[Chart and figure data]

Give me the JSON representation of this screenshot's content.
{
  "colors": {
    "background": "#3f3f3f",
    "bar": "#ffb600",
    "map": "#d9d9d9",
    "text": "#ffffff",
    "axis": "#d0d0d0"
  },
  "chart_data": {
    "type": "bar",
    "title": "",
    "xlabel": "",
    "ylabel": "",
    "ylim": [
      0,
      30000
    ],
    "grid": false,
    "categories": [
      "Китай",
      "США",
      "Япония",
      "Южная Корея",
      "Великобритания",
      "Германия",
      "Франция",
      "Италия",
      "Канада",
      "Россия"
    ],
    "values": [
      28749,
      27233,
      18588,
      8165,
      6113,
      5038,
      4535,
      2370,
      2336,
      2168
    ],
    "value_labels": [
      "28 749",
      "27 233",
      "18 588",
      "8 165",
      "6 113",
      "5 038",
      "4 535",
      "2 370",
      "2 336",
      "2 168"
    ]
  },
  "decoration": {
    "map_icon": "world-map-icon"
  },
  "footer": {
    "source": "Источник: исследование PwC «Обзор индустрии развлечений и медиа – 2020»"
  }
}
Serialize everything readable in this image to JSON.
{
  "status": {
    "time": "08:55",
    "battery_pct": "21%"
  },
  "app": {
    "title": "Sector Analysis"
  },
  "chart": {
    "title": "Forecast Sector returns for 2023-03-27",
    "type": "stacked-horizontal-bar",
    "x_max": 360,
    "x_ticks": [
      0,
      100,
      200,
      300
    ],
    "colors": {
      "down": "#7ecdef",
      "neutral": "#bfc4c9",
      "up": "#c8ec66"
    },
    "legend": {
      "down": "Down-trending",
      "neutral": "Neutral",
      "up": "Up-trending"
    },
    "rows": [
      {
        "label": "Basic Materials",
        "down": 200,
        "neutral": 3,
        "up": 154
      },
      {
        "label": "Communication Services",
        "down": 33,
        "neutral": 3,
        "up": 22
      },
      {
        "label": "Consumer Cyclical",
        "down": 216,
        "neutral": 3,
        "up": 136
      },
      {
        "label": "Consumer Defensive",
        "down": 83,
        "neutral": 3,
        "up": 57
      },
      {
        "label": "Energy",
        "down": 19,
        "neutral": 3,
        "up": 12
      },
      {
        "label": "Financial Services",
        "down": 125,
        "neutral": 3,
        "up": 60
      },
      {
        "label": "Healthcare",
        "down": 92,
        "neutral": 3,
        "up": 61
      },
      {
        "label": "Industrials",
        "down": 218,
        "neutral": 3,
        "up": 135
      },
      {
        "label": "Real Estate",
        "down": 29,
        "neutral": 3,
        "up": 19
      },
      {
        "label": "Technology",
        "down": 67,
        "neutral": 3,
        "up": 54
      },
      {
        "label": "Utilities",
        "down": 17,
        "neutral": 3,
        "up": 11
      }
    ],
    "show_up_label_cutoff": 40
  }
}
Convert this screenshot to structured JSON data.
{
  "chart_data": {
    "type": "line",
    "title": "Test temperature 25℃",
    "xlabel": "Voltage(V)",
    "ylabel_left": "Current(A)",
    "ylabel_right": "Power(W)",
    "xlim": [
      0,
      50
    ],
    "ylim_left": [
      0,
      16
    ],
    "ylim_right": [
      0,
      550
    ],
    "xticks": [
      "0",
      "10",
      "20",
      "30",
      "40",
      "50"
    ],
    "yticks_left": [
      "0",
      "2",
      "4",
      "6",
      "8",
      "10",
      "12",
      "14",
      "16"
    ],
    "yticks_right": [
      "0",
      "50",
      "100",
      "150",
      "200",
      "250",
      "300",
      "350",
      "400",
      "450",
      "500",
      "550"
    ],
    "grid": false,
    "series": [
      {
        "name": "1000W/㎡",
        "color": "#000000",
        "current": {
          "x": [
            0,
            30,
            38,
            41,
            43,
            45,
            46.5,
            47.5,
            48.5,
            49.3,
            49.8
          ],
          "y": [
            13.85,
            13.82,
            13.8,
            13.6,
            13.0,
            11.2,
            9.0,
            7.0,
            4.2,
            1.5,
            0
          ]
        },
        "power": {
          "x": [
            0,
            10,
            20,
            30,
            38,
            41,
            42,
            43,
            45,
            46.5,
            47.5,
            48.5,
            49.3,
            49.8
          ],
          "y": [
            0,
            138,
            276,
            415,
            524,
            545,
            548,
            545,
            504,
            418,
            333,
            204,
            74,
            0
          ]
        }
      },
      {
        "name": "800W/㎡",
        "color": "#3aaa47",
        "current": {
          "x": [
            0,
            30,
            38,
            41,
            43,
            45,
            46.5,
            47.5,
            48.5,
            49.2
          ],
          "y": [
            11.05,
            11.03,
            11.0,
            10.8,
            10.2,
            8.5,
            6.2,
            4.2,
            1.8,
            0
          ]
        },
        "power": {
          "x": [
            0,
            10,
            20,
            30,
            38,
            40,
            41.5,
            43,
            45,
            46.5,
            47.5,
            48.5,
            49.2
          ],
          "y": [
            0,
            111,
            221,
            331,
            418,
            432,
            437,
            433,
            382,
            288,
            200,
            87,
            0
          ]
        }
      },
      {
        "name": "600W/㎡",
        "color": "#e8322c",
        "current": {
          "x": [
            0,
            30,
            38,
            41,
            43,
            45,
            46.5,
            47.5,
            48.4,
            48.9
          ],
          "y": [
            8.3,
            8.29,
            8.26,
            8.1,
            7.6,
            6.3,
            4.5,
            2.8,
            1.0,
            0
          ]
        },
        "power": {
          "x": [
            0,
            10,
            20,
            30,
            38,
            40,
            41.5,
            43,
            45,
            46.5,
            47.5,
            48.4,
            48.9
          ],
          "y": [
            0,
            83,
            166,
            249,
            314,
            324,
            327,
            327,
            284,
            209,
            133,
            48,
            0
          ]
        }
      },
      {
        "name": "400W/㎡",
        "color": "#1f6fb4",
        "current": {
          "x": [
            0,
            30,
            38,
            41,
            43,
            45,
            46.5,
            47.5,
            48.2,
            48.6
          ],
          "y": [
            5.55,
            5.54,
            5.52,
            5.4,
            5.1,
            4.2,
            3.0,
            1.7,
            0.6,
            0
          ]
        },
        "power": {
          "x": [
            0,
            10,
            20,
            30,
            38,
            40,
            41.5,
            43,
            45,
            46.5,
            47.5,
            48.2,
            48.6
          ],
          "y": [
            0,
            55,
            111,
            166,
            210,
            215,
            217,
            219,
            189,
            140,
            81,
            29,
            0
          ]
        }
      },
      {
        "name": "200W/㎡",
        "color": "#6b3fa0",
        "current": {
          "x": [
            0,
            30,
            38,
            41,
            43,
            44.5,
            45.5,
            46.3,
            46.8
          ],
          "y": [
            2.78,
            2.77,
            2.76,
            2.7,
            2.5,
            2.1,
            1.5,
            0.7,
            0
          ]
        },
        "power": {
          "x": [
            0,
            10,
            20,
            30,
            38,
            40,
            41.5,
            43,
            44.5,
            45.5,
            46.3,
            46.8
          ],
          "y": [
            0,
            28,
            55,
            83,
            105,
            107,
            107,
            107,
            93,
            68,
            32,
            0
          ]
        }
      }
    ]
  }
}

• What the exercise asks
Each record above should be output again exactly.

• Exercise solution
Give me the JSON representation of this screenshot's content.
{
  "colors": {
    "background": "#3f3f3f",
    "bar": "#ffb600",
    "map": "#d9d9d9",
    "text": "#ffffff",
    "axis": "#d0d0d0"
  },
  "chart_data": {
    "type": "bar",
    "title": "",
    "xlabel": "",
    "ylabel": "",
    "ylim": [
      0,
      30000
    ],
    "grid": false,
    "categories": [
      "Китай",
      "США",
      "Япония",
      "Южная Корея",
      "Великобритания",
      "Германия",
      "Франция",
      "Италия",
      "Канада",
      "Россия"
    ],
    "values": [
      28749,
      27233,
      18588,
      8165,
      6113,
      5038,
      4535,
      2370,
      2336,
      2168
    ],
    "value_labels": [
      "28 749",
      "27 233",
      "18 588",
      "8 165",
      "6 113",
      "5 038",
      "4 535",
      "2 370",
      "2 336",
      "2 168"
    ]
  },
  "decoration": {
    "map_icon": "world-map-icon"
  },
  "footer": {
    "source": "Источник: исследование PwC «Обзор индустрии развлечений и медиа – 2020»"
  }
}
Serialize everything readable in this image to JSON.
{
  "status": {
    "time": "08:55",
    "battery_pct": "21%"
  },
  "app": {
    "title": "Sector Analysis"
  },
  "chart": {
    "title": "Forecast Sector returns for 2023-03-27",
    "type": "stacked-horizontal-bar",
    "x_max": 360,
    "x_ticks": [
      0,
      100,
      200,
      300
    ],
    "colors": {
      "down": "#7ecdef",
      "neutral": "#bfc4c9",
      "up": "#c8ec66"
    },
    "legend": {
      "down": "Down-trending",
      "neutral": "Neutral",
      "up": "Up-trending"
    },
    "rows": [
      {
        "label": "Basic Materials",
        "down": 200,
        "neutral": 3,
        "up": 154
      },
      {
        "label": "Communication Services",
        "down": 33,
        "neutral": 3,
        "up": 22
      },
      {
        "label": "Consumer Cyclical",
        "down": 216,
        "neutral": 3,
        "up": 136
      },
      {
        "label": "Consumer Defensive",
        "down": 83,
        "neutral": 3,
        "up": 57
      },
      {
        "label": "Energy",
        "down": 19,
        "neutral": 3,
        "up": 12
      },
      {
        "label": "Financial Services",
        "down": 125,
        "neutral": 3,
        "up": 60
      },
      {
        "label": "Healthcare",
        "down": 92,
        "neutral": 3,
        "up": 61
      },
      {
        "label": "Industrials",
        "down": 218,
        "neutral": 3,
        "up": 135
      },
      {
        "label": "Real Estate",
        "down": 29,
        "neutral": 3,
        "up": 19
      },
      {
        "label": "Technology",
        "down": 67,
        "neutral": 3,
        "up": 54
      },
      {
        "label": "Utilities",
        "down": 17,
        "neutral": 3,
        "up": 11
      }
    ],
    "show_up_label_cutoff": 40
  }
}
Convert this screenshot to structured JSON data.
{
  "chart_data": {
    "type": "line",
    "title": "Test temperature 25℃",
    "xlabel": "Voltage(V)",
    "ylabel_left": "Current(A)",
    "ylabel_right": "Power(W)",
    "xlim": [
      0,
      50
    ],
    "ylim_left": [
      0,
      16
    ],
    "ylim_right": [
      0,
      550
    ],
    "xticks": [
      "0",
      "10",
      "20",
      "30",
      "40",
      "50"
    ],
    "yticks_left": [
      "0",
      "2",
      "4",
      "6",
      "8",
      "10",
      "12",
      "14",
      "16"
    ],
    "yticks_right": [
      "0",
      "50",
      "100",
      "150",
      "200",
      "250",
      "300",
      "350",
      "400",
      "450",
      "500",
      "550"
    ],
    "grid": false,
    "series": [
      {
        "name": "1000W/㎡",
        "color": "#000000",
        "current": {
          "x": [
            0,
            30,
            38,
            41,
            43,
            45,
            46.5,
            47.5,
            48.5,
            49.3,
            49.8
          ],
          "y": [
            13.85,
            13.82,
            13.8,
            13.6,
            13.0,
            11.2,
            9.0,
            7.0,
            4.2,
            1.5,
            0
          ]
        },
        "power": {
          "x": [
            0,
            10,
            20,
            30,
            38,
            41,
            42,
            43,
            45,
            46.5,
            47.5,
            48.5,
            49.3,
            49.8
          ],
          "y": [
            0,
            138,
            276,
            415,
            524,
            545,
            548,
            545,
            504,
            418,
            333,
            204,
            74,
            0
          ]
        }
      },
      {
        "name": "800W/㎡",
        "color": "#3aaa47",
        "current": {
          "x": [
            0,
            30,
            38,
            41,
            43,
            45,
            46.5,
            47.5,
            48.5,
            49.2
          ],
          "y": [
            11.05,
            11.03,
            11.0,
            10.8,
            10.2,
            8.5,
            6.2,
            4.2,
            1.8,
            0
          ]
        },
        "power": {
          "x": [
            0,
            10,
            20,
            30,
            38,
            40,
            41.5,
            43,
            45,
            46.5,
            47.5,
            48.5,
            49.2
          ],
          "y": [
            0,
            111,
            221,
            331,
            418,
            432,
            437,
            433,
            382,
            288,
            200,
            87,
            0
          ]
        }
      },
      {
        "name": "600W/㎡",
        "color": "#e8322c",
        "current": {
          "x": [
            0,
            30,
            38,
            41,
            43,
            45,
            46.5,
            47.5,
            48.4,
            48.9
          ],
          "y": [
            8.3,
            8.29,
            8.26,
            8.1,
            7.6,
            6.3,
            4.5,
            2.8,
            1.0,
            0
          ]
        },
        "power": {
          "x": [
            0,
            10,
            20,
            30,
            38,
            40,
            41.5,
            43,
            45,
            46.5,
            47.5,
            48.4,
            48.9
          ],
          "y": [
            0,
            83,
            166,
            249,
            314,
            324,
            327,
            327,
            284,
            209,
            133,
            48,
            0
          ]
        }
      },
      {
        "name": "400W/㎡",
        "color": "#1f6fb4",
        "current": {
          "x": [
            0,
            30,
            38,
            41,
            43,
            45,
            46.5,
            47.5,
            48.2,
            48.6
          ],
          "y": [
            5.55,
            5.54,
            5.52,
            5.4,
            5.1,
            4.2,
            3.0,
            1.7,
            0.6,
            0
          ]
        },
        "power": {
          "x": [
            0,
            10,
            20,
            30,
            38,
            40,
            41.5,
            43,
            45,
            46.5,
            47.5,
            48.2,
            48.6
          ],
          "y": [
            0,
            55,
            111,
            166,
            210,
            215,
            217,
            219,
            189,
            140,
            81,
            29,
            0
          ]
        }
      },
      {
        "name": "200W/㎡",
        "color": "#6b3fa0",
        "current": {
          "x": [
            0,
            30,
            38,
            41,
            43,
            44.5,
            45.5,
            46.3,
            46.8
          ],
          "y": [
            2.78,
            2.77,
            2.76,
            2.7,
            2.5,
            2.1,
            1.5,
            0.7,
            0
          ]
        },
        "power": {
          "x": [
            0,
            10,
            20,
            30,
            38,
            40,
            41.5,
            43,
            44.5,
            45.5,
            46.3,
            46.8
          ],
          "y": [
            0,
            28,
            55,
            83,
            105,
            107,
            107,
            107,
            93,
            68,
            32,
            0
          ]
        }
      }
    ]
  }
}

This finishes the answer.